Copy every line of the data below verbatim.

==== Exercise material ====

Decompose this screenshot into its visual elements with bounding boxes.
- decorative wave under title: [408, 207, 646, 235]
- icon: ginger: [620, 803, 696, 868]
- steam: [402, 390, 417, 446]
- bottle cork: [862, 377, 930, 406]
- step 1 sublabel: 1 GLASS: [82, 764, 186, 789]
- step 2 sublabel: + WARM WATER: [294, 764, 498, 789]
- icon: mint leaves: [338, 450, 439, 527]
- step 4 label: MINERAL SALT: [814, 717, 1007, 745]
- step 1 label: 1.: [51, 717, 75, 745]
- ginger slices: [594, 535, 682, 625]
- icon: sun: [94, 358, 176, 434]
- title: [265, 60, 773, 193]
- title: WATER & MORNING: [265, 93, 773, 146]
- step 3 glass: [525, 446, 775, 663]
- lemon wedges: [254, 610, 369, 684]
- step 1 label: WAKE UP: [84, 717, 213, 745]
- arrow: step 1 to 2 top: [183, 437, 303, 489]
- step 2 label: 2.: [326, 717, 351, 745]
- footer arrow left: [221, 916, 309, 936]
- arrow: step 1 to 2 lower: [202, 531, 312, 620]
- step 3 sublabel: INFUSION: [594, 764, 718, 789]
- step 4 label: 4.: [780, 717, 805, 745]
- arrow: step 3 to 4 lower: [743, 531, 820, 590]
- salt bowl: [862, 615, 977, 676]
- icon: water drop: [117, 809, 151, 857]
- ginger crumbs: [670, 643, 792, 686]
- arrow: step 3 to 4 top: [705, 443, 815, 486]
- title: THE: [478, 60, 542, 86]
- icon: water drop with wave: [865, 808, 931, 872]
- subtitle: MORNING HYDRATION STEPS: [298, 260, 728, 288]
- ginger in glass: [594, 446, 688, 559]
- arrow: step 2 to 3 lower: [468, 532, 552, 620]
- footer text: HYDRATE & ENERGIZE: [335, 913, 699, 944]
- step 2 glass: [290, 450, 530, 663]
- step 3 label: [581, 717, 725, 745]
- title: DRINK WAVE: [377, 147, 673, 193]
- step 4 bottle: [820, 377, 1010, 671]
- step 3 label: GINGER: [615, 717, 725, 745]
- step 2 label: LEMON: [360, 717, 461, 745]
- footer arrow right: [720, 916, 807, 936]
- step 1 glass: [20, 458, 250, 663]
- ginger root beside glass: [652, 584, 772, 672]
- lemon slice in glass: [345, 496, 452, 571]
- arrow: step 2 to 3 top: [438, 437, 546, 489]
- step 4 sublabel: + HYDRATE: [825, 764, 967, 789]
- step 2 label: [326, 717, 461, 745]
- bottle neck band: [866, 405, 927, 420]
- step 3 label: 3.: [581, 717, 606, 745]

====

• **The result**:
Decompose this screenshot into its visual elements with bounding boxes.
- decorative wave under title: [408, 207, 646, 235]
- icon: ginger: [620, 803, 696, 868]
- steam: [402, 390, 417, 446]
- bottle cork: [862, 377, 930, 406]
- step 1 sublabel: 1 GLASS: [82, 764, 186, 789]
- step 2 sublabel: + WARM WATER: [294, 764, 498, 789]
- icon: mint leaves: [338, 450, 439, 527]
- step 4 label: MINERAL SALT: [814, 717, 1007, 745]
- step 1 label: 1.: [51, 717, 75, 745]
- ginger slices: [594, 535, 682, 625]
- icon: sun: [94, 358, 176, 434]
- title: [265, 60, 773, 193]
- title: WATER & MORNING: [265, 93, 773, 146]
- step 3 glass: [525, 446, 775, 663]
- lemon wedges: [254, 610, 369, 684]
- step 1 label: WAKE UP: [84, 717, 213, 745]
- arrow: step 1 to 2 top: [183, 437, 303, 489]
- step 2 label: 2.: [326, 717, 351, 745]
- footer arrow left: [221, 916, 309, 936]
- arrow: step 1 to 2 lower: [202, 531, 312, 620]
- step 3 sublabel: INFUSION: [594, 764, 718, 789]
- step 4 label: 4.: [780, 717, 805, 745]
- arrow: step 3 to 4 lower: [743, 531, 820, 590]
- salt bowl: [862, 615, 977, 676]
- icon: water drop: [117, 809, 151, 857]
- ginger crumbs: [670, 643, 792, 686]
- arrow: step 3 to 4 top: [705, 443, 815, 486]
- title: THE: [478, 60, 542, 86]
- icon: water drop with wave: [865, 808, 931, 872]
- subtitle: MORNING HYDRATION STEPS: [298, 260, 728, 288]
- ginger in glass: [594, 446, 688, 559]
- arrow: step 2 to 3 lower: [468, 532, 552, 620]
- footer text: HYDRATE & ENERGIZE: [335, 913, 699, 944]
- step 2 glass: [290, 450, 530, 663]
- step 3 label: [581, 717, 725, 745]
- title: DRINK WAVE: [377, 147, 673, 193]
- step 4 bottle: [820, 377, 1010, 671]
- step 3 label: GINGER: [615, 717, 725, 745]
- step 2 label: LEMON: [360, 717, 461, 745]
- footer arrow right: [720, 916, 807, 936]
- step 1 glass: [20, 458, 250, 663]
- ginger root beside glass: [652, 584, 772, 672]
- lemon slice in glass: [345, 496, 452, 571]
- arrow: step 2 to 3 top: [438, 437, 546, 489]
- step 4 sublabel: + HYDRATE: [825, 764, 967, 789]
- step 2 label: [326, 717, 461, 745]
- bottle neck band: [866, 405, 927, 420]
- step 3 label: 3.: [581, 717, 606, 745]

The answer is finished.